GOAL:
Using the data below, copy every line that contains the word "Innreisevisum".

MATERIAL TO PROCESS:
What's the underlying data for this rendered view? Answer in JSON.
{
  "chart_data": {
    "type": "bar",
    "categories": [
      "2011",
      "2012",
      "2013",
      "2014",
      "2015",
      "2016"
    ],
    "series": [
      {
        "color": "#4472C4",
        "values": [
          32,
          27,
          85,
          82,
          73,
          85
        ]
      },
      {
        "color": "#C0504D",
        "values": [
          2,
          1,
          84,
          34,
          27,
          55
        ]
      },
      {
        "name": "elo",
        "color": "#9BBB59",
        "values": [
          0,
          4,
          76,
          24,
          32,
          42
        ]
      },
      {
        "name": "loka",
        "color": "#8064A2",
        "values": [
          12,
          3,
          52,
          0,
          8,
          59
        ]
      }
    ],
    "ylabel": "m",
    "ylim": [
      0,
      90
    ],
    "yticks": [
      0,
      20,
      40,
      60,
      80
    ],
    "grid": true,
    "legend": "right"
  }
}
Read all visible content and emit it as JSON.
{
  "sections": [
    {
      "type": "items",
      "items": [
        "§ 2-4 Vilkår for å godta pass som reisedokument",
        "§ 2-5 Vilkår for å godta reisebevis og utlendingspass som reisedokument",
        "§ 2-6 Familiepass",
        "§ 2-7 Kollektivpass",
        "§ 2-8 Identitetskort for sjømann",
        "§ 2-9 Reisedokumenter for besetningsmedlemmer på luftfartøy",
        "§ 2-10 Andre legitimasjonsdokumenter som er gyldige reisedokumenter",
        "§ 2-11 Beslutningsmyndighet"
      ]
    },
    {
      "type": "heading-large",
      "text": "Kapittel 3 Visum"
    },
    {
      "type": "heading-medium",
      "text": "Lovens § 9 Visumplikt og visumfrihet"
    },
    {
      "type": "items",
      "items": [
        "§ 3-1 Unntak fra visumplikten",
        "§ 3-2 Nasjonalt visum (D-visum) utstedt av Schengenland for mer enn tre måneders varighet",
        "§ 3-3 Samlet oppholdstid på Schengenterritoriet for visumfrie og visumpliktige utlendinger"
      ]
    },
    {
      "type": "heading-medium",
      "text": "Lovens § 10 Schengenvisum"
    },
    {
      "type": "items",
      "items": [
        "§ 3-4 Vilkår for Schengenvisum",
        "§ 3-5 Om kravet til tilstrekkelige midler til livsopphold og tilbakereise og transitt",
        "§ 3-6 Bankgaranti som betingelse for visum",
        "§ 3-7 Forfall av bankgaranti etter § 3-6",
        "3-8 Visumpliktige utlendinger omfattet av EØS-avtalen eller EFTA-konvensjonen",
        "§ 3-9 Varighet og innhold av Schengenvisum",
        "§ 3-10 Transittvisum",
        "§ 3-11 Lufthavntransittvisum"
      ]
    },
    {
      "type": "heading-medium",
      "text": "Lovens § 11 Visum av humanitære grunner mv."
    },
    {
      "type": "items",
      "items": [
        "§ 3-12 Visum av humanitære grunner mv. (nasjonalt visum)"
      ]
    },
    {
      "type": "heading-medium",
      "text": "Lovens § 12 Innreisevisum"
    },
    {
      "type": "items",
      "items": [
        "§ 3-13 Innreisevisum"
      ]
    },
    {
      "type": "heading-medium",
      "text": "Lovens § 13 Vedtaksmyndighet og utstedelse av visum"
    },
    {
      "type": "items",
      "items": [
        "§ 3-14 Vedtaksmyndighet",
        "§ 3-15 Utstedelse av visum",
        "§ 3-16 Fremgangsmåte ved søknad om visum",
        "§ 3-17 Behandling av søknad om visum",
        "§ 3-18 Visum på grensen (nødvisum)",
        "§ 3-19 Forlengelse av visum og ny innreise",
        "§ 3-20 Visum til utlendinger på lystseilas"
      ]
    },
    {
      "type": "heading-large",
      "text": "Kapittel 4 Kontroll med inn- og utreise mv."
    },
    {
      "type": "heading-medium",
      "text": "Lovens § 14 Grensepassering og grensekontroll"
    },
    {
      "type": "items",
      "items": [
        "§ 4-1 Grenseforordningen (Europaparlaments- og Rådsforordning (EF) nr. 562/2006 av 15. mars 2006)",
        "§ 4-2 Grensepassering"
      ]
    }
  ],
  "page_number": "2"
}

ANSWER FOR THIS EXERCISE:
      "text": "Lovens § 12 Innreisevisum"
        "§ 3-13 Innreisevisum"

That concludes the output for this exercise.